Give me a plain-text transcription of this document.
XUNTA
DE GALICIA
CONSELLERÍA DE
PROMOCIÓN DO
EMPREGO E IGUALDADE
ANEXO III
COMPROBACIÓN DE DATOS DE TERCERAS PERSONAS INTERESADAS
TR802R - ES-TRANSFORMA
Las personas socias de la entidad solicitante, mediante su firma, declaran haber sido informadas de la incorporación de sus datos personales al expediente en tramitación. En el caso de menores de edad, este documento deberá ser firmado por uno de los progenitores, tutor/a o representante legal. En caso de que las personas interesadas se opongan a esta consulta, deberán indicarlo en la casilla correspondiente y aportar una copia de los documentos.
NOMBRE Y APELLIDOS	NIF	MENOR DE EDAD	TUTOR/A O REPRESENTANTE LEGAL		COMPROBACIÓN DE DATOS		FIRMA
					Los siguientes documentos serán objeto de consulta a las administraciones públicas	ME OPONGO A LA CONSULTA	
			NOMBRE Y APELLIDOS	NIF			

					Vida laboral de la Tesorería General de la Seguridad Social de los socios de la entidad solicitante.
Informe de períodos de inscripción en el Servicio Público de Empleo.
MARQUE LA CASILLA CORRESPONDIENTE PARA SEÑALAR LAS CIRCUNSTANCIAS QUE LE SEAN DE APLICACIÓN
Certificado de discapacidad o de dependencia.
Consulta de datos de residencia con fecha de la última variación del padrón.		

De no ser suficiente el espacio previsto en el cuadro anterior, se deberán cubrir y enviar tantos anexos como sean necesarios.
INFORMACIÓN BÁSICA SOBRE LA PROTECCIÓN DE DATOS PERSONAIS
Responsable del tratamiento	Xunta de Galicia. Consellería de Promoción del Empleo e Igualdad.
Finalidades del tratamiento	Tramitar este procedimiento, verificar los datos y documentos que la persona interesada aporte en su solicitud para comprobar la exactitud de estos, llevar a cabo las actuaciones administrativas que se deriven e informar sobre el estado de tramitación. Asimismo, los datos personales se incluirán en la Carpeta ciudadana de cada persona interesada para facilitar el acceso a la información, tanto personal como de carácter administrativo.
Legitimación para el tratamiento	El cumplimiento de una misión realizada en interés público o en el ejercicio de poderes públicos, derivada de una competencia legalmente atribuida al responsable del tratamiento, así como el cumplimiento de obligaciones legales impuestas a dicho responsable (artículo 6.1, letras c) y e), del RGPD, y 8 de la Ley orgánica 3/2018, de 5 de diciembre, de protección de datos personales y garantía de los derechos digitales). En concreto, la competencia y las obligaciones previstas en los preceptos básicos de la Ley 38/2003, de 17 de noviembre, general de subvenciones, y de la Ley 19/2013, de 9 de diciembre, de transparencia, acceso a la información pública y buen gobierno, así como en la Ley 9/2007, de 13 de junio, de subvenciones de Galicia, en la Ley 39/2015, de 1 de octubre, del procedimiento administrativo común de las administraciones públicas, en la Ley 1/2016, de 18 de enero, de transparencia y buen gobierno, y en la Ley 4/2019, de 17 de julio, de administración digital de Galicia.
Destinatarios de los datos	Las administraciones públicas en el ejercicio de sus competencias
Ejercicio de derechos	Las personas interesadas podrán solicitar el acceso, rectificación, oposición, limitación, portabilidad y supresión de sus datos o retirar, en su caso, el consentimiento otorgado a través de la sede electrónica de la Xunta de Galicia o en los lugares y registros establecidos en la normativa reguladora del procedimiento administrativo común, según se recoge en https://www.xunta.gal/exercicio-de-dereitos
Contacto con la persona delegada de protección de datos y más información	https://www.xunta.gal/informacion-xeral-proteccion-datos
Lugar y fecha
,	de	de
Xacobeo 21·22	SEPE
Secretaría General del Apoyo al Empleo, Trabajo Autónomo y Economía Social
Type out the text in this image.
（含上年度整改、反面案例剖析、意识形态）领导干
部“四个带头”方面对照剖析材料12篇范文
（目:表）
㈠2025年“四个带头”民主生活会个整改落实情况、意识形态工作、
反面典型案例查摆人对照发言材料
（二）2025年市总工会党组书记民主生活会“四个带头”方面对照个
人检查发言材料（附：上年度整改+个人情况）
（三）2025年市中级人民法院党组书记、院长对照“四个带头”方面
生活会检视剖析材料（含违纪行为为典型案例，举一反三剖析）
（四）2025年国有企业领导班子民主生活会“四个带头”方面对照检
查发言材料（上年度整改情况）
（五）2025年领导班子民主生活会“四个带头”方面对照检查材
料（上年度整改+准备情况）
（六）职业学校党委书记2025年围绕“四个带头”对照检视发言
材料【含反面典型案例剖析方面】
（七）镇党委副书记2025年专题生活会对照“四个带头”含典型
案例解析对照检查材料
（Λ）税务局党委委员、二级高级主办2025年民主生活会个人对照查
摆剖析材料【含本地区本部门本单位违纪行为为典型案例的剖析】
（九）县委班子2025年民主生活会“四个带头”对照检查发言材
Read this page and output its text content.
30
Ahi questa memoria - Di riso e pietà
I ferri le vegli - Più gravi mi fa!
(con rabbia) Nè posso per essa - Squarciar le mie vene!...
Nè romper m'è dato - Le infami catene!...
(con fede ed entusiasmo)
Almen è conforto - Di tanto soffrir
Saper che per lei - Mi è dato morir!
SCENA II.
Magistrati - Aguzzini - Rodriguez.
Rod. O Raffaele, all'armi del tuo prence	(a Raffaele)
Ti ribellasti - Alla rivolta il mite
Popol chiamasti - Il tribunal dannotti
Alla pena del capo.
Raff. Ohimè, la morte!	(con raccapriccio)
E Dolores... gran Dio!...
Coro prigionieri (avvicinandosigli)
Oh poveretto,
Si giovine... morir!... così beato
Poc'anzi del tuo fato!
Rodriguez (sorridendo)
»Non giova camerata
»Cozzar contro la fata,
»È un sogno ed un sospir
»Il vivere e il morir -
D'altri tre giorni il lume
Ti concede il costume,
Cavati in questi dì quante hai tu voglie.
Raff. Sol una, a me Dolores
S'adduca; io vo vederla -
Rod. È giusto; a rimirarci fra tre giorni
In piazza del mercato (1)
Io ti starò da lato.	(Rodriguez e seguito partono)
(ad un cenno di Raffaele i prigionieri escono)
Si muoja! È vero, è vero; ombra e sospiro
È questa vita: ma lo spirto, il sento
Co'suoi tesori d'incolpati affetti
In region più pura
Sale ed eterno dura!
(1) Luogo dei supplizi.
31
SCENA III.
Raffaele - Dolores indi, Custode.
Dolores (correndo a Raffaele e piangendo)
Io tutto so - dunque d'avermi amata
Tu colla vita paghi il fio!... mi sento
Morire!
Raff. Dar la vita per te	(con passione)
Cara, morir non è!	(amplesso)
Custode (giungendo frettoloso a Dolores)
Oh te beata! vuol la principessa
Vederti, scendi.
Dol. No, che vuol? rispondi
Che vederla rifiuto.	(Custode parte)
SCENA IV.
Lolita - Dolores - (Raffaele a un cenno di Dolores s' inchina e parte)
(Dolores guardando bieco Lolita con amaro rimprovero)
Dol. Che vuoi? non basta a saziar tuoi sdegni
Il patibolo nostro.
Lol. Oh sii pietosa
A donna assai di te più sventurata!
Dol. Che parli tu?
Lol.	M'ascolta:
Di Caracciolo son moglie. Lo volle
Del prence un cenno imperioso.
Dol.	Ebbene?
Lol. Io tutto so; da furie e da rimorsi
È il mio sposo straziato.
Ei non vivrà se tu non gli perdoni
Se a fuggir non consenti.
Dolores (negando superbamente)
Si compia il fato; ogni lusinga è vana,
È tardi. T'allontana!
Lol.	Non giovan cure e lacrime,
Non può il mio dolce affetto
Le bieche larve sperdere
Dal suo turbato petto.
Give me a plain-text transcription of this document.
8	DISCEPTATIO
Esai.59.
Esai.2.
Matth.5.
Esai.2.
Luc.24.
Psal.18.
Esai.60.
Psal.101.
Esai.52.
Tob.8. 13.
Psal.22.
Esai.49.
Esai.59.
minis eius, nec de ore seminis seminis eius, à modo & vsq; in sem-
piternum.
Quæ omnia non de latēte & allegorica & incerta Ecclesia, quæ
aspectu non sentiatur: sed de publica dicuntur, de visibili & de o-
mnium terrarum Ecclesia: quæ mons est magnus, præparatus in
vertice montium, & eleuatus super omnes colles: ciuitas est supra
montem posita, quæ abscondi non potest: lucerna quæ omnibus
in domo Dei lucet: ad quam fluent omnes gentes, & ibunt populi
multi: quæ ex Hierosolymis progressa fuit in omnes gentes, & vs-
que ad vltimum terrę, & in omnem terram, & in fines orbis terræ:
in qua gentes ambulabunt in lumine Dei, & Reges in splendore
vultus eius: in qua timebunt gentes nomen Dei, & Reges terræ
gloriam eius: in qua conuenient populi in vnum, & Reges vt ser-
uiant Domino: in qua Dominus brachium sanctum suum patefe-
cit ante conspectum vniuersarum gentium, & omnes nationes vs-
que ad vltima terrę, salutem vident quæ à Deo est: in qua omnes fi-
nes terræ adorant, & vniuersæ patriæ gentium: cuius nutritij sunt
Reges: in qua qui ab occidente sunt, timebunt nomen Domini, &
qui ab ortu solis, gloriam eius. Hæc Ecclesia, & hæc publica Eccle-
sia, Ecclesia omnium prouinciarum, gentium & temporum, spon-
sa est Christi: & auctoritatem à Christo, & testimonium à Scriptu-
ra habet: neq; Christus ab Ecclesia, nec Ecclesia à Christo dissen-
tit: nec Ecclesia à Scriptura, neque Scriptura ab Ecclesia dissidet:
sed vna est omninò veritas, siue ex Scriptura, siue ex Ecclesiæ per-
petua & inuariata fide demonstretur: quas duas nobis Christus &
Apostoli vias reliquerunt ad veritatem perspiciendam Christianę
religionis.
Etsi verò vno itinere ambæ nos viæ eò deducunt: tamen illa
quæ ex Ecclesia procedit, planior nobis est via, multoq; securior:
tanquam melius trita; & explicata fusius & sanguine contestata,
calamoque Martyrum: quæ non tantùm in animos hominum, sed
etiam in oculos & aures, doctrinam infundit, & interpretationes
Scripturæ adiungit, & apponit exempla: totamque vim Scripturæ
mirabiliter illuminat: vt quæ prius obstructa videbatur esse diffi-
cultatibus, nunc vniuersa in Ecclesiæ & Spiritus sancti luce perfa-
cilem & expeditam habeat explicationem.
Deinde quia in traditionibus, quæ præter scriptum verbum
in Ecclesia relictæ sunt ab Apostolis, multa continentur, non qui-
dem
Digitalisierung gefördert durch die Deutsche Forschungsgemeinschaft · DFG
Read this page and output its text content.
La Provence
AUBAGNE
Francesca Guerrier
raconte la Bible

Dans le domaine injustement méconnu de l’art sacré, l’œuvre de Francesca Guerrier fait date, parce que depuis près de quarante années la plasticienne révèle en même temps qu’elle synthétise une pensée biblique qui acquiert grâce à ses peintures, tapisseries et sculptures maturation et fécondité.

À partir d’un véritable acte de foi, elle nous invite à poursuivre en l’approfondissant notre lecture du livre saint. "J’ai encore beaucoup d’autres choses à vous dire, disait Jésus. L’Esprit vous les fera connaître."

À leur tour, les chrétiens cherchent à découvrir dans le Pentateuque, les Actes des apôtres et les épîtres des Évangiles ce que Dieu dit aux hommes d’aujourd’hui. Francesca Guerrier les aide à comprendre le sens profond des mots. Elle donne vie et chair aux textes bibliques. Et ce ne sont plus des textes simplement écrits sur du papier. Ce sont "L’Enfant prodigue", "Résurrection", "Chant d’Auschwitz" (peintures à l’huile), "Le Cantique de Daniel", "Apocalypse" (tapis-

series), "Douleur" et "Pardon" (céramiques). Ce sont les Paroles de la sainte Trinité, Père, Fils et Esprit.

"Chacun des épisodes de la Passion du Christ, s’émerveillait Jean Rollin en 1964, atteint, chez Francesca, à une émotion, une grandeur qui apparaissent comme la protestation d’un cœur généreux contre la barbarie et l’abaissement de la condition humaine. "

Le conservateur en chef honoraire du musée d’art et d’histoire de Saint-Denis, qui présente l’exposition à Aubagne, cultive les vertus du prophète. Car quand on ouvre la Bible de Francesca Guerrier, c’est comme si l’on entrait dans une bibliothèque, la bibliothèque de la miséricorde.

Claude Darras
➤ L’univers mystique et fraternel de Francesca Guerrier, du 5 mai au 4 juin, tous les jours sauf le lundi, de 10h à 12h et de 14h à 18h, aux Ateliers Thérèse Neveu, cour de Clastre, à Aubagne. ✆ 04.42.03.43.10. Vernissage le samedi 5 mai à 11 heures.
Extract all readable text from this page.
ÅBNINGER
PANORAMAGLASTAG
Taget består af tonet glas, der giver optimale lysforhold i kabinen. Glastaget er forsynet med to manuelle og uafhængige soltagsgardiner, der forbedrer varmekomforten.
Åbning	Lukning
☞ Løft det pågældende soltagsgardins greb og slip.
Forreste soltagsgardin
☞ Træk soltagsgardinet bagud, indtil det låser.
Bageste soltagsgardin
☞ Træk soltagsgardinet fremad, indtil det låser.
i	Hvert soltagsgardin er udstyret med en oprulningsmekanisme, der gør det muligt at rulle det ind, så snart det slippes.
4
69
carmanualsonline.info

═══

#### DIRECTIVE:
Copy out every line in the entries above that holds "comme".

#### REPLY:
"Chacun des épisodes de la Passion du Christ, s’émerveillait Jean Rollin en 1964, atteint, chez Francesca, à une émotion, une grandeur qui apparaissent comme la protestation d’un cœur généreux contre la barbarie et l’abaissement de la condition humaine. "
Le conservateur en chef honoraire du musée d’art et d’histoire de Saint-Denis, qui présente l’exposition à Aubagne, cultive les vertus du prophète. Car quand on ouvre la Bible de Francesca Guerrier, c’est comme si l’on entrait dans une bibliothèque, la bibliothèque de la miséricorde.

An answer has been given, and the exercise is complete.